:: THE REQUEST ::
Find every line with the word "مليون". Copy those lines.

Figure record listings
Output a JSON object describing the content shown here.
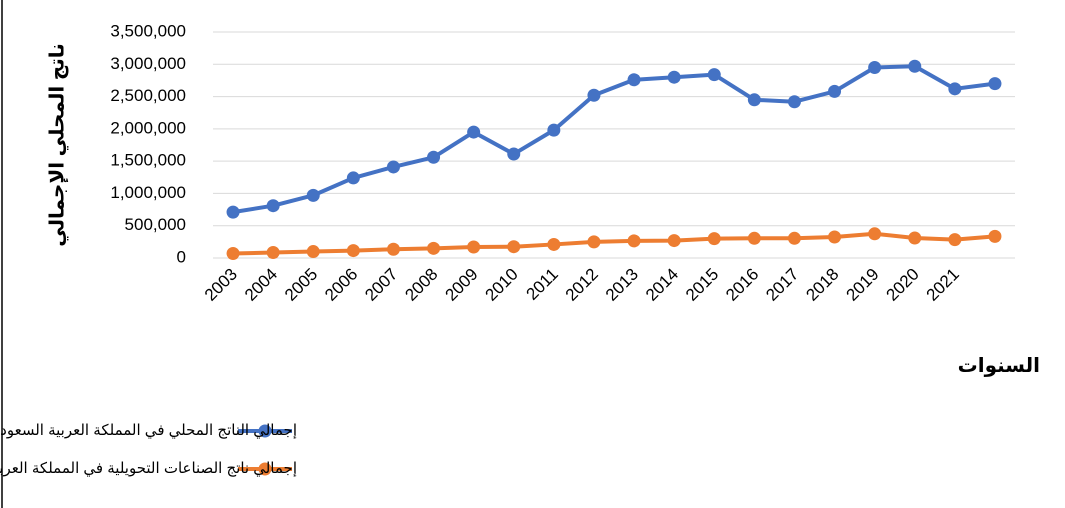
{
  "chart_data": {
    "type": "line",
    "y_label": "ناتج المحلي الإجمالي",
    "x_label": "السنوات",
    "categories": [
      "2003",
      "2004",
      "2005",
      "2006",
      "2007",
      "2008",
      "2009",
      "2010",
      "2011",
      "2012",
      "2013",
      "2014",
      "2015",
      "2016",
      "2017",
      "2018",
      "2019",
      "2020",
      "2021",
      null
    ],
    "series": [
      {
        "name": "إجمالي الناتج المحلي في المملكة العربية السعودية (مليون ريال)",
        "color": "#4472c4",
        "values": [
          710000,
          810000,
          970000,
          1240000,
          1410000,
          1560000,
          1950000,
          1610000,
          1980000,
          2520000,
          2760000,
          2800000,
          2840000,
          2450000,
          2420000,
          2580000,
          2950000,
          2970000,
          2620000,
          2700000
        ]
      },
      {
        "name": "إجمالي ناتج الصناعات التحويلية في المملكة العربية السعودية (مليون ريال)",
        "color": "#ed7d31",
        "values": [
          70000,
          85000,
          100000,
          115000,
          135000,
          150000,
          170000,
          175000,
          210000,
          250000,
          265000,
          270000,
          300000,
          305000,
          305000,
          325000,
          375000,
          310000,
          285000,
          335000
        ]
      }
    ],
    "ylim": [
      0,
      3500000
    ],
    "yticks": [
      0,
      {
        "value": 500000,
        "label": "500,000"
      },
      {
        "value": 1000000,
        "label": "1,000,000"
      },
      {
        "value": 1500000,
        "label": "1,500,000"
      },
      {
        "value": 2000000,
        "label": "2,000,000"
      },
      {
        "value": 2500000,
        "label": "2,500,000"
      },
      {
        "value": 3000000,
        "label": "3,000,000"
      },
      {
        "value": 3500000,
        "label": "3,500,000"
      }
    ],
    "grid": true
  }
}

* * *

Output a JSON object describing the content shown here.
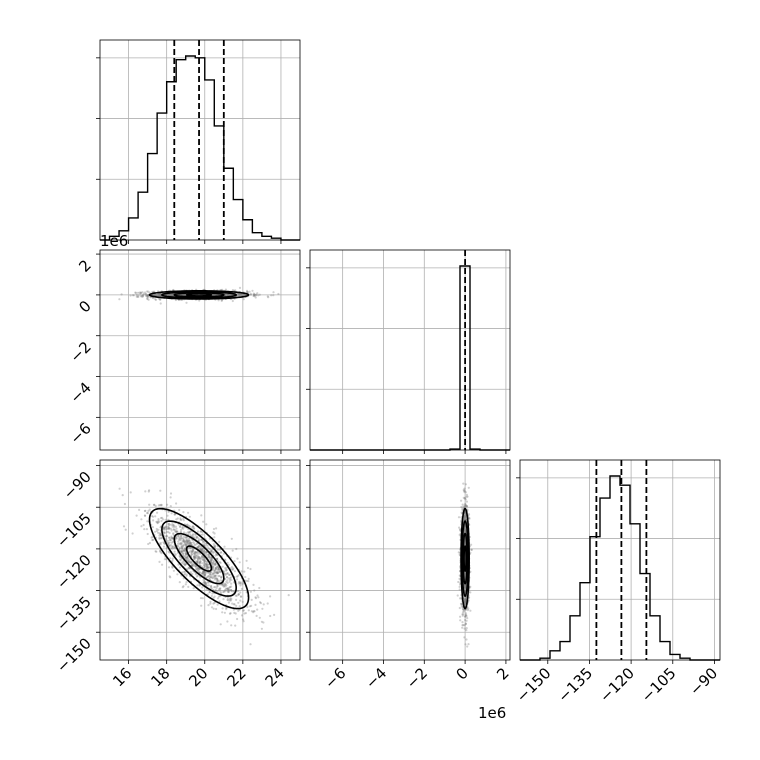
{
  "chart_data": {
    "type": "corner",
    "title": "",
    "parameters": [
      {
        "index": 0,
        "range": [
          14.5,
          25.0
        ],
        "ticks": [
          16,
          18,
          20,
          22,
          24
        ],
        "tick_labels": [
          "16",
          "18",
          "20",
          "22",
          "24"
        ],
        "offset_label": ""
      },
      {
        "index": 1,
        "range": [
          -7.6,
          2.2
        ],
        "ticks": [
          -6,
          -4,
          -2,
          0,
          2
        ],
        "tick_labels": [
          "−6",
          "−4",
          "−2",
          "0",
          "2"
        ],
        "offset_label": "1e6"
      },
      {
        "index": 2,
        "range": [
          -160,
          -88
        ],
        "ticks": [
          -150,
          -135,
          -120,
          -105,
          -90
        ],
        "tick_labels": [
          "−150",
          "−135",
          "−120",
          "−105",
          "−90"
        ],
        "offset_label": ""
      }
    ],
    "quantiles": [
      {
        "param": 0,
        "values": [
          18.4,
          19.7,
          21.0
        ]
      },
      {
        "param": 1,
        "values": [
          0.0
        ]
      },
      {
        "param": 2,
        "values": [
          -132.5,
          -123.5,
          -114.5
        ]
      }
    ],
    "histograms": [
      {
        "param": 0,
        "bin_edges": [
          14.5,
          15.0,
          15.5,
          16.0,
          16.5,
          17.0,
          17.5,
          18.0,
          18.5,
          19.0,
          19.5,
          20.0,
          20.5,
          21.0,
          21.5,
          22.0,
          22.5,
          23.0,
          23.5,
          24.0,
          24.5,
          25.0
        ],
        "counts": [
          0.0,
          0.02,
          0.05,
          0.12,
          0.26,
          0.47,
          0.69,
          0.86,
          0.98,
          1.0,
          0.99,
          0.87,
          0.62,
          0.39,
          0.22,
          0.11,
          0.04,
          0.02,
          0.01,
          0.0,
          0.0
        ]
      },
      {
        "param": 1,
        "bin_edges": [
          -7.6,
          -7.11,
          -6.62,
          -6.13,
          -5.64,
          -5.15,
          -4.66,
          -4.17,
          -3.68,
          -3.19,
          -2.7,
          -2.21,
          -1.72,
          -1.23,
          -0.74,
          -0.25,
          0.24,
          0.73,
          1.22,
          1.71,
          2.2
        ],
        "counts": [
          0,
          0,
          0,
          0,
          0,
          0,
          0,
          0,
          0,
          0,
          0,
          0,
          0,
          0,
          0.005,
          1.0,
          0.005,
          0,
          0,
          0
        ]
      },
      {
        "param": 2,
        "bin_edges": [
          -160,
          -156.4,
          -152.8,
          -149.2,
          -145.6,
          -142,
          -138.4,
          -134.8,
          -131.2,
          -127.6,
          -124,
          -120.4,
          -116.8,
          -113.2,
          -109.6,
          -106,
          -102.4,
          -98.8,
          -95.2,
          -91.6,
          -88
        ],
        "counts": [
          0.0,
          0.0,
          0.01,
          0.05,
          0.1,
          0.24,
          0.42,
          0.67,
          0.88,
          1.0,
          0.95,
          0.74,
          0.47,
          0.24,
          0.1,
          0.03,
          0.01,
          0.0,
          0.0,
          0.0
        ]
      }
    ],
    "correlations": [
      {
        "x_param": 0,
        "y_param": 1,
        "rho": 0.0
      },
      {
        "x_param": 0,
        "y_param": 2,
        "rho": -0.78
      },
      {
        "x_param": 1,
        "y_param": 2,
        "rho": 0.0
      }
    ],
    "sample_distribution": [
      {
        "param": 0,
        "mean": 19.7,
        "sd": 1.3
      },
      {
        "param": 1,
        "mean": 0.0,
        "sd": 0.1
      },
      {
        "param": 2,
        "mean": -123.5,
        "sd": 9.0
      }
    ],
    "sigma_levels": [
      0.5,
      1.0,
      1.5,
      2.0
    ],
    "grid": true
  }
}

...

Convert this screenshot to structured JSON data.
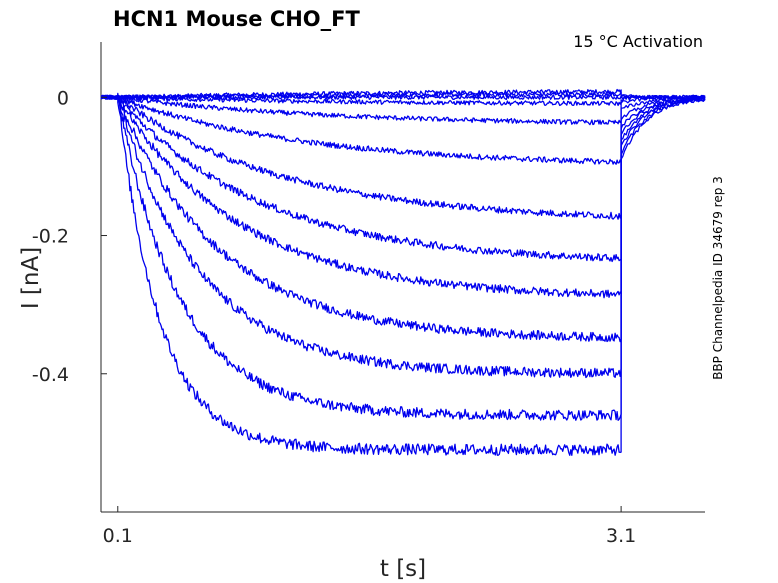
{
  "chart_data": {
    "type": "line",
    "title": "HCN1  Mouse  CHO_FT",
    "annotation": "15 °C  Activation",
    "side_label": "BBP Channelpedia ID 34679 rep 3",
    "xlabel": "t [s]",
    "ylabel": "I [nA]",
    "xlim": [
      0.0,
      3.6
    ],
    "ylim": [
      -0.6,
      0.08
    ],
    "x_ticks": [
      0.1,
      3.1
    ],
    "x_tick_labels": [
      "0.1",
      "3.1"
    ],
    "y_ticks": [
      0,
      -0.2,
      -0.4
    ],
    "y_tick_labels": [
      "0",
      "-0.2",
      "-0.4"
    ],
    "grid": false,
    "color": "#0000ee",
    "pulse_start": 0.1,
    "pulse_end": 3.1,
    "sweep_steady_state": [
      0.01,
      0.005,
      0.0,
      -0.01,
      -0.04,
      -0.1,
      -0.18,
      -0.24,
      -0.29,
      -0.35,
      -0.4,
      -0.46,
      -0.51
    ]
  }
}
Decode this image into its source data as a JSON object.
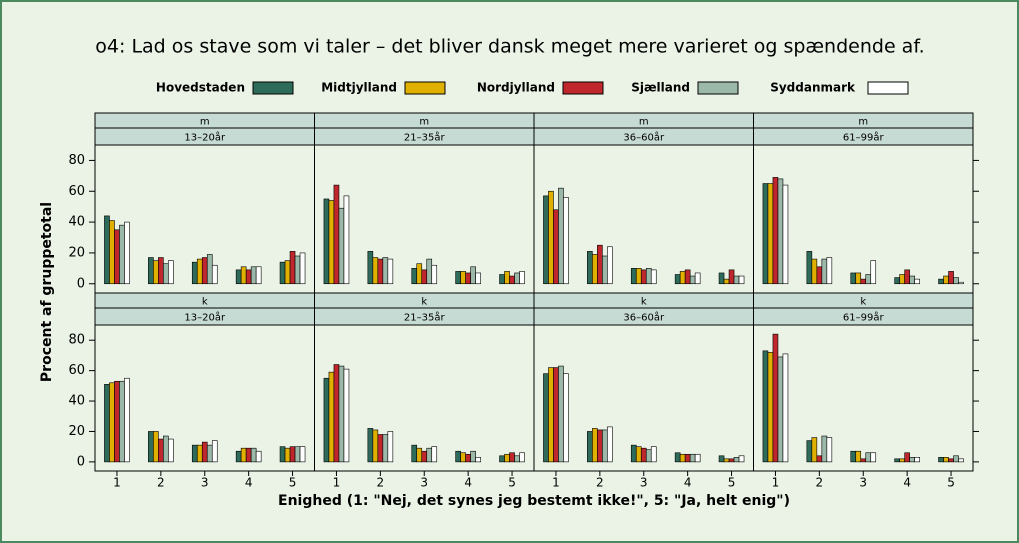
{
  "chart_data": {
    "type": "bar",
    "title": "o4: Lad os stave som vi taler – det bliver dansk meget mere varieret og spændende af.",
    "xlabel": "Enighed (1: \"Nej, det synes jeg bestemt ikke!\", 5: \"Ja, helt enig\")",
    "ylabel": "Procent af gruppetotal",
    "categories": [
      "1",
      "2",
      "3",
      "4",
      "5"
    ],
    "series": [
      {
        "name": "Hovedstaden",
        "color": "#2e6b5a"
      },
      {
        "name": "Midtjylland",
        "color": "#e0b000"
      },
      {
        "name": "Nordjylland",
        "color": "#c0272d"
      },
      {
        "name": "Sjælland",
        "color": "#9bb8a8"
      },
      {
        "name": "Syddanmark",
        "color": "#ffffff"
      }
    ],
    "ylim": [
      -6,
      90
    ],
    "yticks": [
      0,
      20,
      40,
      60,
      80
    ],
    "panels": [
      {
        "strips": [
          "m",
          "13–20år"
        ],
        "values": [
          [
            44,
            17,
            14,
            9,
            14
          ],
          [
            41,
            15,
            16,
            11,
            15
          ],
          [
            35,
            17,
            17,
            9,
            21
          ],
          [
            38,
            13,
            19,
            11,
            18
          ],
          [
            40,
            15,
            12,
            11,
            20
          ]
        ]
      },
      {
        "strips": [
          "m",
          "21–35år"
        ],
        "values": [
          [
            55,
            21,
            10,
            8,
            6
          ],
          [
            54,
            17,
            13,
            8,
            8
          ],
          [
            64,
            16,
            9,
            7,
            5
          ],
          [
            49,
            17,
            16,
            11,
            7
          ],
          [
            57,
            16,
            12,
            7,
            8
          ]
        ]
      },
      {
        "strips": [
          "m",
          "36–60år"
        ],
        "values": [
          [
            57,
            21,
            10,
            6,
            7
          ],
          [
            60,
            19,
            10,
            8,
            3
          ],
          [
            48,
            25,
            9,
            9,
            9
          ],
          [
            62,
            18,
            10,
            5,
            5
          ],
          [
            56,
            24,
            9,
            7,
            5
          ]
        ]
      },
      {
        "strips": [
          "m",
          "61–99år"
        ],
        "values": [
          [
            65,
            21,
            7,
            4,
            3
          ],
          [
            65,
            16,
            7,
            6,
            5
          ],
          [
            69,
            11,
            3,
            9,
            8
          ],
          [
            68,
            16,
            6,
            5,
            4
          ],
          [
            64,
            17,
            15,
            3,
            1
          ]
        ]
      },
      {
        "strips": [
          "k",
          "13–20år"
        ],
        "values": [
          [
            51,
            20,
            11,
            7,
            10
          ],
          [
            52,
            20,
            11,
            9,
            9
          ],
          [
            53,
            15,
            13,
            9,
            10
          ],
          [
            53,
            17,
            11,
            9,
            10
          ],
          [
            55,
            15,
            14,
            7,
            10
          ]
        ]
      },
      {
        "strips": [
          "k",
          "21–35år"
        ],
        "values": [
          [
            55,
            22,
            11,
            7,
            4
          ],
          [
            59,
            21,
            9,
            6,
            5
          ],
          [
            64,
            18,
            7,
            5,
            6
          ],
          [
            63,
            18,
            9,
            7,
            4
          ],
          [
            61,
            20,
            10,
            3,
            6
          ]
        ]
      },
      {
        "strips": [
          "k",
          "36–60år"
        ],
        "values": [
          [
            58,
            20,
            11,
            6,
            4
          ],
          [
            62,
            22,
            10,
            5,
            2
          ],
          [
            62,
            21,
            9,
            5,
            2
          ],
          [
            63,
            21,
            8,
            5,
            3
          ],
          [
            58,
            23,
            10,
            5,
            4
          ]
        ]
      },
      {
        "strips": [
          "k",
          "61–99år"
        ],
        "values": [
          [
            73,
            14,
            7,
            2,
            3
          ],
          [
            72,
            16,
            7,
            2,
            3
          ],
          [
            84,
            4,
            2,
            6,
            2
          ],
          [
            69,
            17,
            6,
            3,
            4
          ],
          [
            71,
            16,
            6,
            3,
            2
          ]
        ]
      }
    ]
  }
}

:: ANSWER TO THIS TASK ::
        "name": "إجمالي الناتج المحلي في المملكة العربية السعودية (مليون ريال)",
        "name": "إجمالي ناتج الصناعات التحويلية في المملكة العربية السعودية (مليون ريال)",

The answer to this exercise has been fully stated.